## Begin Record set

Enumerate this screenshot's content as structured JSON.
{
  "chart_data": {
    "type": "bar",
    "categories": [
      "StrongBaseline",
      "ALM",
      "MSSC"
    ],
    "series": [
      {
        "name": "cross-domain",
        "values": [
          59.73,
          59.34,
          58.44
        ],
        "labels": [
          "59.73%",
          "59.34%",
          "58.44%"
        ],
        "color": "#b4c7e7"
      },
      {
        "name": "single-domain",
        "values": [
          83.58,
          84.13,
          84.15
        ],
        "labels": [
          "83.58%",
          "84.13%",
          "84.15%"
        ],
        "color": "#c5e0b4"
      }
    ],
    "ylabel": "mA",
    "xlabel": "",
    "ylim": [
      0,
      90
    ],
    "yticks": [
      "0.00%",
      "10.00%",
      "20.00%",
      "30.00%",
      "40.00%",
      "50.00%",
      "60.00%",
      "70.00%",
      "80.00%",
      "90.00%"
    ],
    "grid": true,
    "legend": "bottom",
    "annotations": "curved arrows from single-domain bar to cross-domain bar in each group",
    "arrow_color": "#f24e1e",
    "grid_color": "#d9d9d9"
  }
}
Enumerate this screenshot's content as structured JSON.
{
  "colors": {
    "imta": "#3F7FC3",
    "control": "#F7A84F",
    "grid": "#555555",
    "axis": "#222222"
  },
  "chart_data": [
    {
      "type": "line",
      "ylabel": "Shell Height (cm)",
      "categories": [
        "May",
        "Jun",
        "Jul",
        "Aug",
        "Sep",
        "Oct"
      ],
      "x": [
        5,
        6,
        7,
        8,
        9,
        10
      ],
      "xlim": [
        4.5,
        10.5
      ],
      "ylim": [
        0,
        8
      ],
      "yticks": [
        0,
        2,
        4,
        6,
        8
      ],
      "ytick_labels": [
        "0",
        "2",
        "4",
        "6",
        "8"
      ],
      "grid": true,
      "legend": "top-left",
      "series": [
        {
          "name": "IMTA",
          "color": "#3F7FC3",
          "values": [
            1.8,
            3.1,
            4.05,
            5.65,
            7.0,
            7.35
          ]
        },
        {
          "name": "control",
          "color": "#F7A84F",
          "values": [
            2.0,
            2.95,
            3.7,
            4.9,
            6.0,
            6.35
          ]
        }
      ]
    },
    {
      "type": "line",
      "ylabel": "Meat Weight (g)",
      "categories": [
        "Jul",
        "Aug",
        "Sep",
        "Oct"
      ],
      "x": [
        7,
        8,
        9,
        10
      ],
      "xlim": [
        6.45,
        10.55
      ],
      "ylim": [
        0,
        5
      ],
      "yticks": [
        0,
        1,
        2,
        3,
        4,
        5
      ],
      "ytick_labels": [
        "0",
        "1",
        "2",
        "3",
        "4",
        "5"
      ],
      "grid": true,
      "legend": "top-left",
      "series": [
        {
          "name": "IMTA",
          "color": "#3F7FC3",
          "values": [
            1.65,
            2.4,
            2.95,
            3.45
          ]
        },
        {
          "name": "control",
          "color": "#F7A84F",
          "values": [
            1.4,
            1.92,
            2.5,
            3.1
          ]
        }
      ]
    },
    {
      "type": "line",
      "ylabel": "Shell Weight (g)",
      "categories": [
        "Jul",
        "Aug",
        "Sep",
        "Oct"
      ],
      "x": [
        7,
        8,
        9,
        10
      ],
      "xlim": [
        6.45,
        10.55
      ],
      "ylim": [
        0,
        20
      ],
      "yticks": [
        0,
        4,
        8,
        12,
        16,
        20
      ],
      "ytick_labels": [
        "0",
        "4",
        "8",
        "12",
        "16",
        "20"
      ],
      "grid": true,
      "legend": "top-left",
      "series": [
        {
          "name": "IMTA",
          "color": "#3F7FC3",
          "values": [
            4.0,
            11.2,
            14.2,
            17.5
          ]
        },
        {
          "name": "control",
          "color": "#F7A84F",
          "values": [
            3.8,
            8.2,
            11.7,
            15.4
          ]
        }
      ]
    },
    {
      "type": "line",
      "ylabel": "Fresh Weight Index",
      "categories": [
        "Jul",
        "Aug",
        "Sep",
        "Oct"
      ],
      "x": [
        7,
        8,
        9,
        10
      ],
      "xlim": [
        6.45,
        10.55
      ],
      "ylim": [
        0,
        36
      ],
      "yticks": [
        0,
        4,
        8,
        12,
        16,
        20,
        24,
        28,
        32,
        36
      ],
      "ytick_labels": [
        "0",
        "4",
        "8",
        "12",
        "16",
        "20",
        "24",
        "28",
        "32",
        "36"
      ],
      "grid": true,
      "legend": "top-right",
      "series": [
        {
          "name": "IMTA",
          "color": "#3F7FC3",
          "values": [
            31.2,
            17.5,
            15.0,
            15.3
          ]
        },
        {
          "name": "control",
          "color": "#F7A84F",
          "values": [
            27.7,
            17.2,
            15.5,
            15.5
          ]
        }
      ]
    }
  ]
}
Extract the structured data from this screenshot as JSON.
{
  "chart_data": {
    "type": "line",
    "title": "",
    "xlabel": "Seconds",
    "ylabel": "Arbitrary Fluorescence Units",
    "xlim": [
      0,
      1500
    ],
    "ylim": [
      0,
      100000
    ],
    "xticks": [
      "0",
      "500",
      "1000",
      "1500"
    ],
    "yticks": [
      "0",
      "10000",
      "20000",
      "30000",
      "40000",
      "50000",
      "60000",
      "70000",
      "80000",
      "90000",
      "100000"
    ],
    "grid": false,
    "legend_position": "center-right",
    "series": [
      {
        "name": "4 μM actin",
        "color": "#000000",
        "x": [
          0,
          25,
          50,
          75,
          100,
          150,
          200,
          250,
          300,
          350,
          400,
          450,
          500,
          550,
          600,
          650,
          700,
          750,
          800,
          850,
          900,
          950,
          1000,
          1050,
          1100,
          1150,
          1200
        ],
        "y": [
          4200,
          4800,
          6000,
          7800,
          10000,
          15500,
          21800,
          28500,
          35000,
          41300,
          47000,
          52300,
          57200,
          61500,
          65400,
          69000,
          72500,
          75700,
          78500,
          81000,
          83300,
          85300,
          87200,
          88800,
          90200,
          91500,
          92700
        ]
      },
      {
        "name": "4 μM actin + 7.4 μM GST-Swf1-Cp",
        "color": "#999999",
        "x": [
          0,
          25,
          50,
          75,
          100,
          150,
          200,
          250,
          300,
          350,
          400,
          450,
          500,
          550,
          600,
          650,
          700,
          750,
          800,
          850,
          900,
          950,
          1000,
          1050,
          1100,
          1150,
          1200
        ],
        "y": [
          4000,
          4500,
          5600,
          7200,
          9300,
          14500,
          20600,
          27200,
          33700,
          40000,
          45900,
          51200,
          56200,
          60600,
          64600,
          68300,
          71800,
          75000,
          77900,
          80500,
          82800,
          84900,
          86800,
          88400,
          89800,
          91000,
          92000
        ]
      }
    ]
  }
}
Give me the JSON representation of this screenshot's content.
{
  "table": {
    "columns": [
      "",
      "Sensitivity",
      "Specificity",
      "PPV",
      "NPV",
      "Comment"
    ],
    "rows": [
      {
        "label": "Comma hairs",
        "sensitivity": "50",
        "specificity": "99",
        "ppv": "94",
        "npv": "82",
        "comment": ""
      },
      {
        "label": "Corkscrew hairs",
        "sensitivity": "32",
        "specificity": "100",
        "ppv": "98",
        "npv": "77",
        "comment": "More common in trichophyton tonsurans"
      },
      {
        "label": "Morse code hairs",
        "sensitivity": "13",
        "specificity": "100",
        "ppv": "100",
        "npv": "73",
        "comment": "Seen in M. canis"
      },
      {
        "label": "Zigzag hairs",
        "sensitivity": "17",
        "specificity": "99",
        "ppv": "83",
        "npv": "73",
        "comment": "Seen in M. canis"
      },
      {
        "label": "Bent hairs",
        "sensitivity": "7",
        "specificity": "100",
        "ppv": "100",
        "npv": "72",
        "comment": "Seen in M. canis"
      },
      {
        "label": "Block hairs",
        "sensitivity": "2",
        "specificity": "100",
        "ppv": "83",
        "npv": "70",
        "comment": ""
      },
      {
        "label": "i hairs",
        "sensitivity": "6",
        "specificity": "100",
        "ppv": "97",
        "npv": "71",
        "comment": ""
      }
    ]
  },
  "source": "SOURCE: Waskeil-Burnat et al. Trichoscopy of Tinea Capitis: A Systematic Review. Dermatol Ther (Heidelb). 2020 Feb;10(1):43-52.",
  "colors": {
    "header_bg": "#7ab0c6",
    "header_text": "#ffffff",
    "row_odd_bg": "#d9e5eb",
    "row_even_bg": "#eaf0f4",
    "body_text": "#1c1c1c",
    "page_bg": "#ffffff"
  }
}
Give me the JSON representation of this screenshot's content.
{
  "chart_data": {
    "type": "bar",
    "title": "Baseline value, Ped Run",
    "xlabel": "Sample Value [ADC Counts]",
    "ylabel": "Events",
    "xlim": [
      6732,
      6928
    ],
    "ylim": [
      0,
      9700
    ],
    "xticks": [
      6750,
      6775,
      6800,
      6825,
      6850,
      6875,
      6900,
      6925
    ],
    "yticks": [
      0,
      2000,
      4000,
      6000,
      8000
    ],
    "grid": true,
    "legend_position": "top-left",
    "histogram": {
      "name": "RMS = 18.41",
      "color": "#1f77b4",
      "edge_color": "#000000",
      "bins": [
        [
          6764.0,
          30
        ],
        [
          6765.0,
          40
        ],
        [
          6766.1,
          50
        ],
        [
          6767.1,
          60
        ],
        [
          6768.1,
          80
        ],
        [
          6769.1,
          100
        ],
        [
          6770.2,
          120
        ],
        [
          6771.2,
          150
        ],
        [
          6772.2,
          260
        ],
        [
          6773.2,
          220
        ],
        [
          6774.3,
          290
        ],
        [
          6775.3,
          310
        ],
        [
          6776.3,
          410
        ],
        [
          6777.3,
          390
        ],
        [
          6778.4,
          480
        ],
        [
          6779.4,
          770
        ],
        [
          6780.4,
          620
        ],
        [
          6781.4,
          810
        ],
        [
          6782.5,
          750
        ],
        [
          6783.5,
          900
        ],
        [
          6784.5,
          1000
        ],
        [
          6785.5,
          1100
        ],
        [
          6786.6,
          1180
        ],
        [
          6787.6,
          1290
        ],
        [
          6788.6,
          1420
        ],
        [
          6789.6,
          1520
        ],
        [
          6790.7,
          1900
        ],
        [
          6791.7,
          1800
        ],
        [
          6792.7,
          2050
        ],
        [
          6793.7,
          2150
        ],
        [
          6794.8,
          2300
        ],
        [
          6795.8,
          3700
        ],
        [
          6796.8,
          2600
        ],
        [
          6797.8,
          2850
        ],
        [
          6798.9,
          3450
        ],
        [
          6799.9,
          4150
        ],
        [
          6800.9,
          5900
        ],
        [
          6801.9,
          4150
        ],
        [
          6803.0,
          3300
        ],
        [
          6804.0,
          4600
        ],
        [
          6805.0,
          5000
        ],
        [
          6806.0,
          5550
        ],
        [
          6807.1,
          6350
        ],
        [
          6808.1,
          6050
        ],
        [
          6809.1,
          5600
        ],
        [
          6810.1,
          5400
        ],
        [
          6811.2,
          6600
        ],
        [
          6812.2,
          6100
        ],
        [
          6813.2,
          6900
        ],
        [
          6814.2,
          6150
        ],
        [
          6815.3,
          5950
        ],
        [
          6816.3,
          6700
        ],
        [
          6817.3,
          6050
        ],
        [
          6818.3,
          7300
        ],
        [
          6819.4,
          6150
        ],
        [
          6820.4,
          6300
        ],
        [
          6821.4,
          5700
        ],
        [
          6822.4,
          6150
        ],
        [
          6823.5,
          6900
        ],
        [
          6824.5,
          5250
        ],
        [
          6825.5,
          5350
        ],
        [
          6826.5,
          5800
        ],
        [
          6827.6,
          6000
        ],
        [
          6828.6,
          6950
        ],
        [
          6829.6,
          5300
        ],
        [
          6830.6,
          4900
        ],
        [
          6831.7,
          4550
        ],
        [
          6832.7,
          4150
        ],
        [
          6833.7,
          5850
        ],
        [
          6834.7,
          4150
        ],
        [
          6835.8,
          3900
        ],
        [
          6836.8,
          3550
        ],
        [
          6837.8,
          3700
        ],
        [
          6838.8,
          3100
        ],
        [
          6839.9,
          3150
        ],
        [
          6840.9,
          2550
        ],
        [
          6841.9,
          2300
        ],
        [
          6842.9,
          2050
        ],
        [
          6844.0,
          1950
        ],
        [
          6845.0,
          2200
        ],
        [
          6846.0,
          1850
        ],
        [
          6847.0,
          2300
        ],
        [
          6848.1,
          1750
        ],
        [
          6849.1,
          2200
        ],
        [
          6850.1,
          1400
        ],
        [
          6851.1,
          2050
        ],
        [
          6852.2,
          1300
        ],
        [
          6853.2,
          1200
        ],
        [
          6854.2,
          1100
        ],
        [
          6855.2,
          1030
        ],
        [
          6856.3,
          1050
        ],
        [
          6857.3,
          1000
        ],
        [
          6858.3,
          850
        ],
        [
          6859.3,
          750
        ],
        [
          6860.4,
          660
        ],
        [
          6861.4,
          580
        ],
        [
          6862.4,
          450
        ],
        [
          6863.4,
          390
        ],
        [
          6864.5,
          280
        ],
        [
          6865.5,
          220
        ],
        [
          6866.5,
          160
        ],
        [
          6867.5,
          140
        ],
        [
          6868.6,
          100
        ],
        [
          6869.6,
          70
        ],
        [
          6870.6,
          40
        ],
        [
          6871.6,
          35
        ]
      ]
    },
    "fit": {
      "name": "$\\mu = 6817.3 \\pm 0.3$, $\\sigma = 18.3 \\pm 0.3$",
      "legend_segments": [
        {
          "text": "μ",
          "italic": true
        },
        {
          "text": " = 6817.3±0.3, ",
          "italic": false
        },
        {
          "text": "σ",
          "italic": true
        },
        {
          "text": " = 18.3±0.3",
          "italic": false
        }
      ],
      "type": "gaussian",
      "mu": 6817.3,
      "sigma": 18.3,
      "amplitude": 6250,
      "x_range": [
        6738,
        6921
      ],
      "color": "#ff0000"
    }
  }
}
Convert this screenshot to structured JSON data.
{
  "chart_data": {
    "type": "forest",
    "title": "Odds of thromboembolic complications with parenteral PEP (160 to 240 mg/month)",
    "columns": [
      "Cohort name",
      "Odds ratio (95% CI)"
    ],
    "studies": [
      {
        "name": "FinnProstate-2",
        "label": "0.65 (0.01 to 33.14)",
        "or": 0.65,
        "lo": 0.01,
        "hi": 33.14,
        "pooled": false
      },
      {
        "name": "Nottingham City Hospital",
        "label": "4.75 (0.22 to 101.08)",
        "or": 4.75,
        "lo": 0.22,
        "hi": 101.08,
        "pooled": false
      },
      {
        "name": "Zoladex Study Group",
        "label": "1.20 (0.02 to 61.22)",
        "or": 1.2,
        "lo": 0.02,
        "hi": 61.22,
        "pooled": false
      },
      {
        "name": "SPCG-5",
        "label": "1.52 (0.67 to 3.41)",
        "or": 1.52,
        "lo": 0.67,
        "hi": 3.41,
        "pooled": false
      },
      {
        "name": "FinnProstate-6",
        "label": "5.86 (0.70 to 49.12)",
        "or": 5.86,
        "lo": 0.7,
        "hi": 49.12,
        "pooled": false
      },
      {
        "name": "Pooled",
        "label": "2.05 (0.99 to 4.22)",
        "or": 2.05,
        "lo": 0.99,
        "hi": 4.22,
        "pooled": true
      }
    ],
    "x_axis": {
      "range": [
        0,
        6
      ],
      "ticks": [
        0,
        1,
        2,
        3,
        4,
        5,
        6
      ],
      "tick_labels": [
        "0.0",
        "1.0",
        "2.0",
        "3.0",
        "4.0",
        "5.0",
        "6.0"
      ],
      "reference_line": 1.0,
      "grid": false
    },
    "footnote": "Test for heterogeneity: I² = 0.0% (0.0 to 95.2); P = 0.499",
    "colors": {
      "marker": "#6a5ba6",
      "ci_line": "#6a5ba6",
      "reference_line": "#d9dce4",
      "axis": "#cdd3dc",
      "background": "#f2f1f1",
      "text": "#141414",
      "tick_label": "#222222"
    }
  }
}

## End Record set

**Goal:**
Find the word "right" in the material, then list each line that holds it.

**The completed task:**
      "legend": "top-right",
    "legend_position": "center-right",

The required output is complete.